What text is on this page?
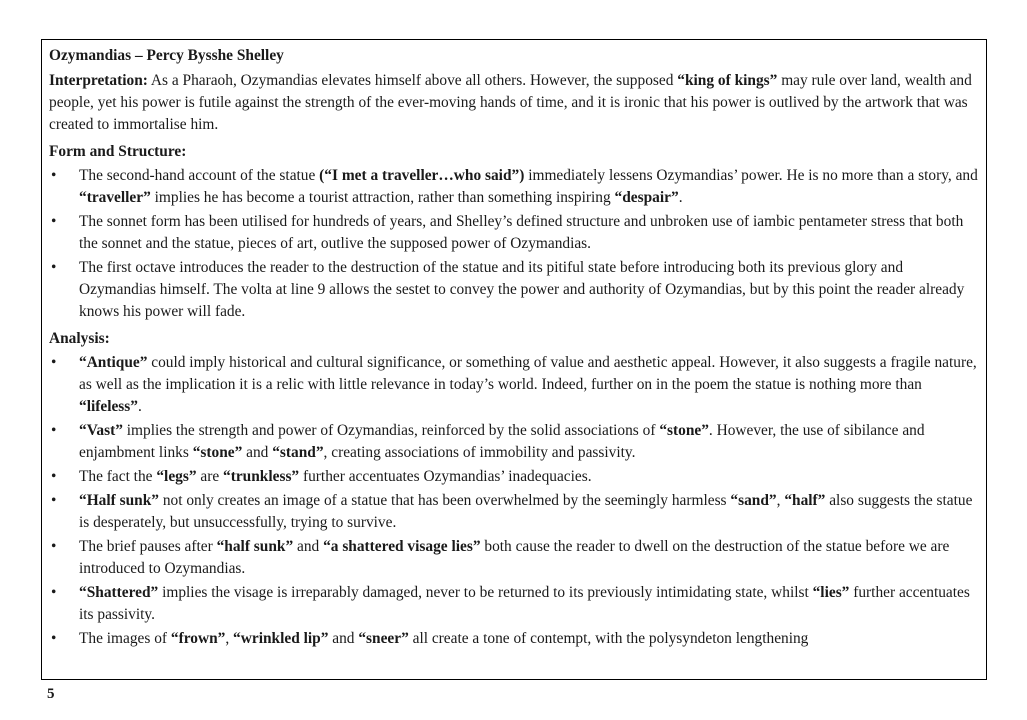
Ozymandias – Percy Bysshe Shelley

Interpretation: As a Pharaoh, Ozymandias elevates himself above all others. However, the supposed “king of kings” may rule over land, wealth and people, yet his power is futile against the strength of the ever-moving hands of time, and it is ironic that his power is outlived by the artwork that was created to immortalise him.

Form and Structure:

• The second-hand account of the statue (“I met a traveller…who said”) immediately lessens Ozymandias’ power. He is no more than a story, and “traveller” implies he has become a tourist attraction, rather than something inspiring “despair”.
• The sonnet form has been utilised for hundreds of years, and Shelley’s defined structure and unbroken use of iambic pentameter stress that both the sonnet and the statue, pieces of art, outlive the supposed power of Ozymandias.
• The first octave introduces the reader to the destruction of the statue and its pitiful state before introducing both its previous glory and Ozymandias himself. The volta at line 9 allows the sestet to convey the power and authority of Ozymandias, but by this point the reader already knows his power will fade.

Analysis:

• “Antique” could imply historical and cultural significance, or something of value and aesthetic appeal. However, it also suggests a fragile nature, as well as the implication it is a relic with little relevance in today’s world. Indeed, further on in the poem the statue is nothing more than “lifeless”.
• “Vast” implies the strength and power of Ozymandias, reinforced by the solid associations of “stone”. However, the use of sibilance and enjambment links “stone” and “stand”, creating associations of immobility and passivity.
• The fact the “legs” are “trunkless” further accentuates Ozymandias’ inadequacies.
• “Half sunk” not only creates an image of a statue that has been overwhelmed by the seemingly harmless “sand”, “half” also suggests the statue is desperately, but unsuccessfully, trying to survive.
• The brief pauses after “half sunk” and “a shattered visage lies” both cause the reader to dwell on the destruction of the statue before we are introduced to Ozymandias.
• “Shattered” implies the visage is irreparably damaged, never to be returned to its previously intimidating state, whilst “lies” further accentuates its passivity.
• The images of “frown”, “wrinkled lip” and “sneer” all create a tone of contempt, with the polysyndeton lengthening
5
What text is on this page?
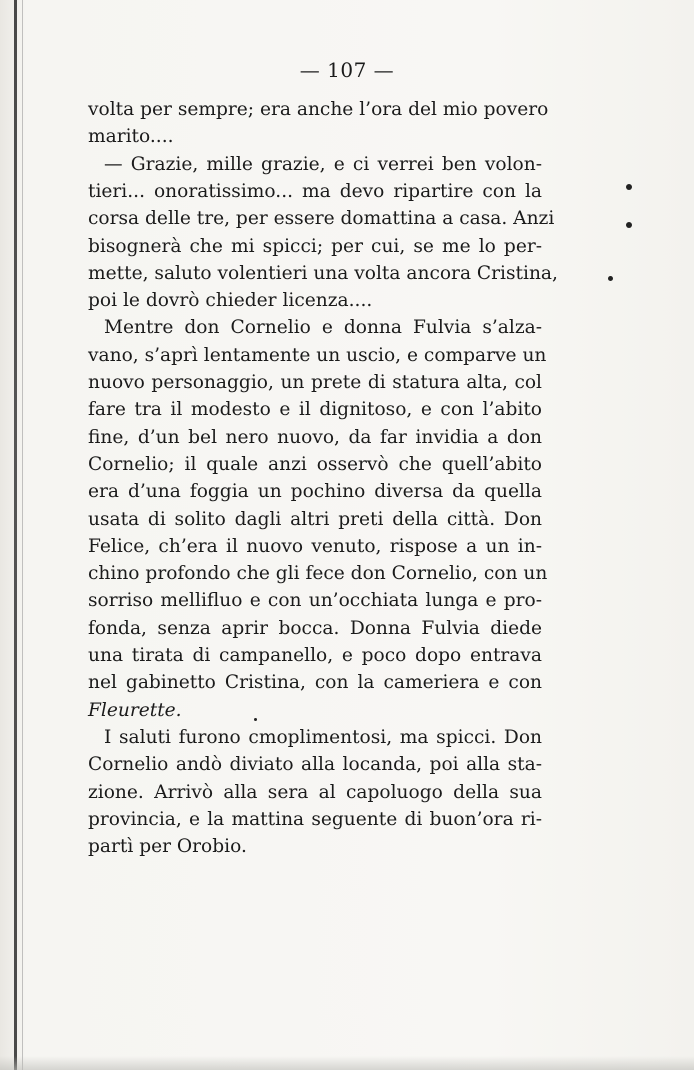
— 107 —
volta per sempre; era anche l’ora del mio povero
marito....
— Grazie, mille grazie, e ci verrei ben volon-
tieri... onoratissimo... ma devo ripartire con la
corsa delle tre, per essere domattina a casa. Anzi
bisognerà che mi spicci; per cui, se me lo per-
mette, saluto volentieri una volta ancora Cristina,
poi le dovrò chieder licenza....
Mentre don Cornelio e donna Fulvia s’alza-
vano, s’aprì lentamente un uscio, e comparve un
nuovo personaggio, un prete di statura alta, col
fare tra il modesto e il dignitoso, e con l’abito
fine, d’un bel nero nuovo, da far invidia a don
Cornelio; il quale anzi osservò che quell’abito
era d’una foggia un pochino diversa da quella
usata di solito dagli altri preti della città. Don
Felice, ch’era il nuovo venuto, rispose a un in-
chino profondo che gli fece don Cornelio, con un
sorriso mellifluo e con un’occhiata lunga e pro-
fonda, senza aprir bocca. Donna Fulvia diede
una tirata di campanello, e poco dopo entrava
nel gabinetto Cristina, con la cameriera e con
Fleurette.
I saluti furono cmoplimentosi, ma spicci. Don
Cornelio andò diviato alla locanda, poi alla sta-
zione. Arrivò alla sera al capoluogo della sua
provincia, e la mattina seguente di buon’ora ri-
partì per Orobio.
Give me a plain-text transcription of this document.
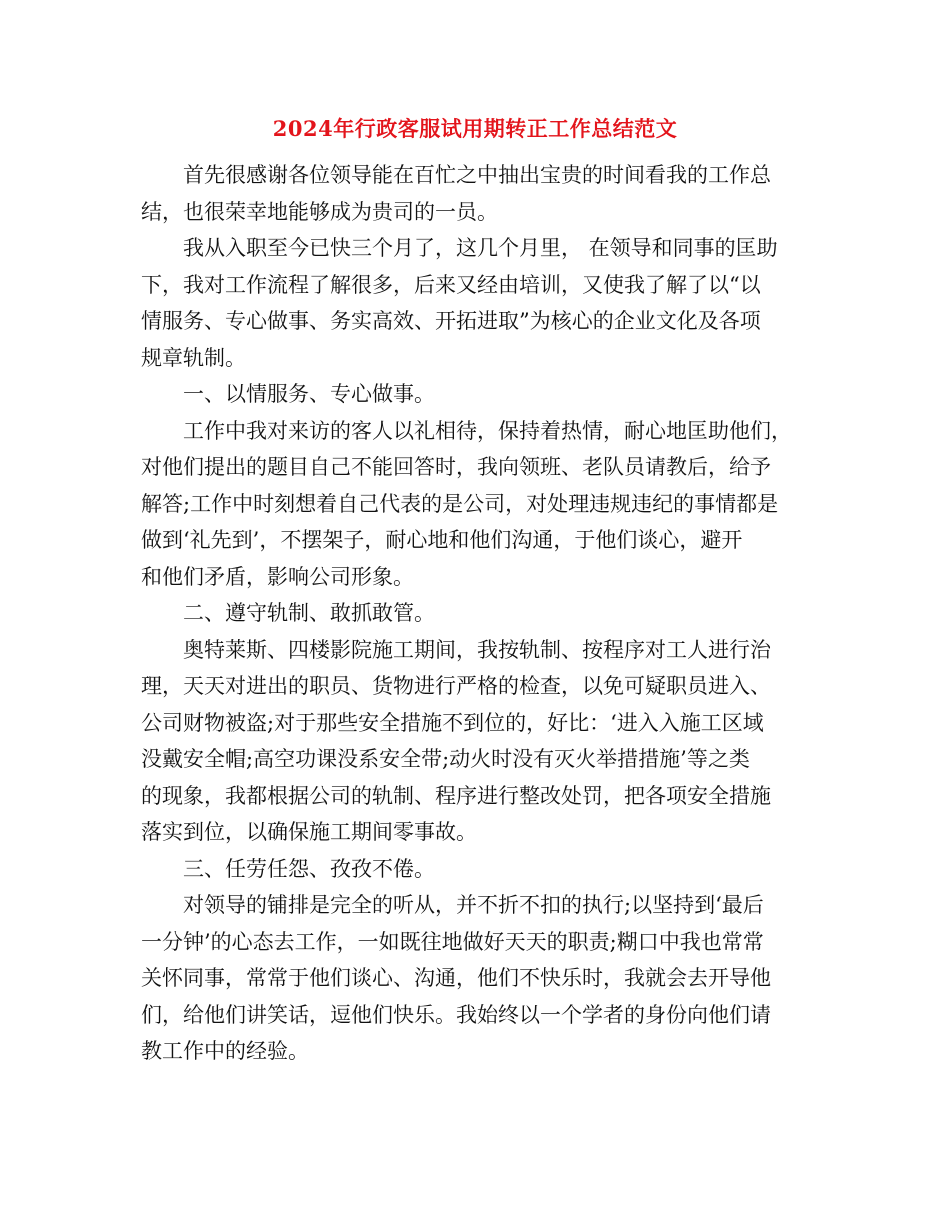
2024年行政客服试用期转正工作总结范文

首先很感谢各位领导能在百忙之中抽出宝贵的时间看我的工作总
结，也很荣幸地能够成为贵司的一员。

我从入职至今已快三个月了，这几个月里， 在领导和同事的匡助
下，我对工作流程了解很多，后来又经由培训，又使我了解了以“以
情服务、专心做事、务实高效、开拓进取”为核心的企业文化及各项
规章轨制。

一、以情服务、专心做事。

工作中我对来访的客人以礼相待，保持着热情，耐心地匡助他们，
对他们提出的题目自己不能回答时，我向领班、老队员请教后，给予
解答;工作中时刻想着自己代表的是公司，对处理违规违纪的事情都是
做到‘礼先到’，不摆架子，耐心地和他们沟通，于他们谈心，避开
和他们矛盾，影响公司形象。

二、遵守轨制、敢抓敢管。

奥特莱斯、四楼影院施工期间，我按轨制、按程序对工人进行治
理，天天对进出的职员、货物进行严格的检查，以免可疑职员进入、
公司财物被盗;对于那些安全措施不到位的，好比：‘进入入施工区域
没戴安全帽;高空功课没系安全带;动火时没有灭火举措措施’等之类
的现象，我都根据公司的轨制、程序进行整改处罚，把各项安全措施
落实到位，以确保施工期间零事故。

三、任劳任怨、孜孜不倦。

对领导的铺排是完全的听从，并不折不扣的执行;以坚持到‘最后
一分钟’的心态去工作，一如既往地做好天天的职责;糊口中我也常常
关怀同事，常常于他们谈心、沟通，他们不快乐时，我就会去开导他
们，给他们讲笑话，逗他们快乐。我始终以一个学者的身份向他们请
教工作中的经验。
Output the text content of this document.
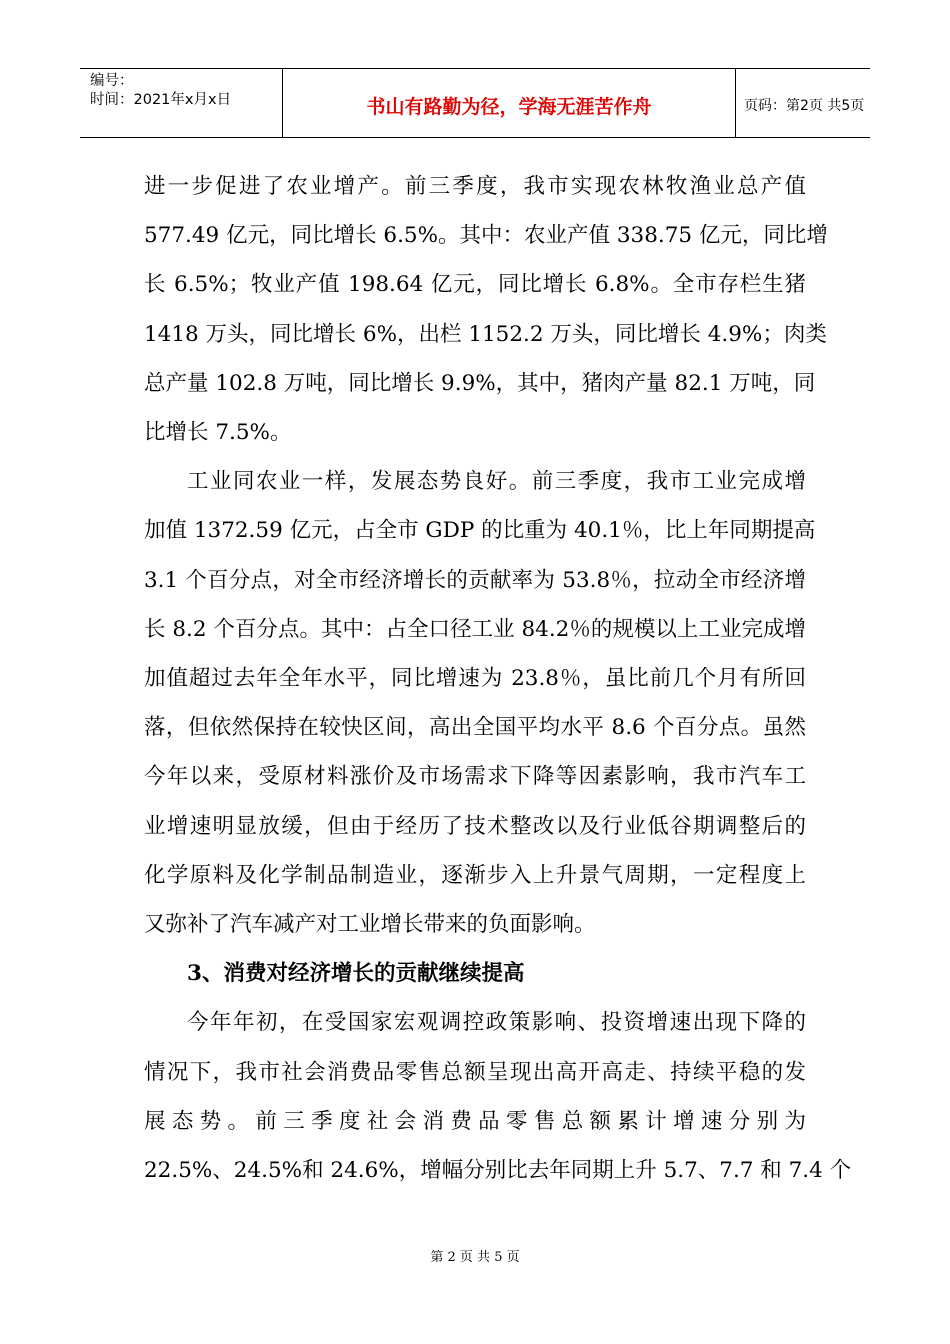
编号：
时间：2021年x月x日	书山有路勤为径，学海无涯苦作舟	页码：第2页 共5页

进一步促进了农业增产。前三季度，我市实现农林牧渔业总产值
577.49 亿元，同比增长 6.5%。其中：农业产值 338.75 亿元，同比增
长 6.5%；牧业产值 198.64 亿元，同比增长 6.8%。全市存栏生猪
1418 万头，同比增长 6%，出栏 1152.2 万头，同比增长 4.9%；肉类
总产量 102.8 万吨，同比增长 9.9%，其中，猪肉产量 82.1 万吨，同
比增长 7.5%。

工业同农业一样，发展态势良好。前三季度，我市工业完成增
加值 1372.59 亿元，占全市 GDP 的比重为 40.1％，比上年同期提高
3.1 个百分点，对全市经济增长的贡献率为 53.8％，拉动全市经济增
长 8.2 个百分点。其中：占全口径工业 84.2％的规模以上工业完成增
加值超过去年全年水平，同比增速为 23.8％，虽比前几个月有所回
落，但依然保持在较快区间，高出全国平均水平 8.6 个百分点。虽然
今年以来，受原材料涨价及市场需求下降等因素影响，我市汽车工
业增速明显放缓，但由于经历了技术整改以及行业低谷期调整后的
化学原料及化学制品制造业，逐渐步入上升景气周期，一定程度上
又弥补了汽车减产对工业增长带来的负面影响。

3、消费对经济增长的贡献继续提高

今年年初，在受国家宏观调控政策影响、投资增速出现下降的
情况下，我市社会消费品零售总额呈现出高开高走、持续平稳的发
展态势。前三季度社会消费品零售总额累计增速分别为
22.5%、24.5%和 24.6%，增幅分别比去年同期上升 5.7、7.7 和 7.4 个

第 2 页 共 5 页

» **What you should do**
Go through the records and pull out each line that includes the word "alla".

» **Written reply**
Cornelio andò diviato alla locanda, poi alla sta-
zione. Arrivò alla sera al capoluogo della sua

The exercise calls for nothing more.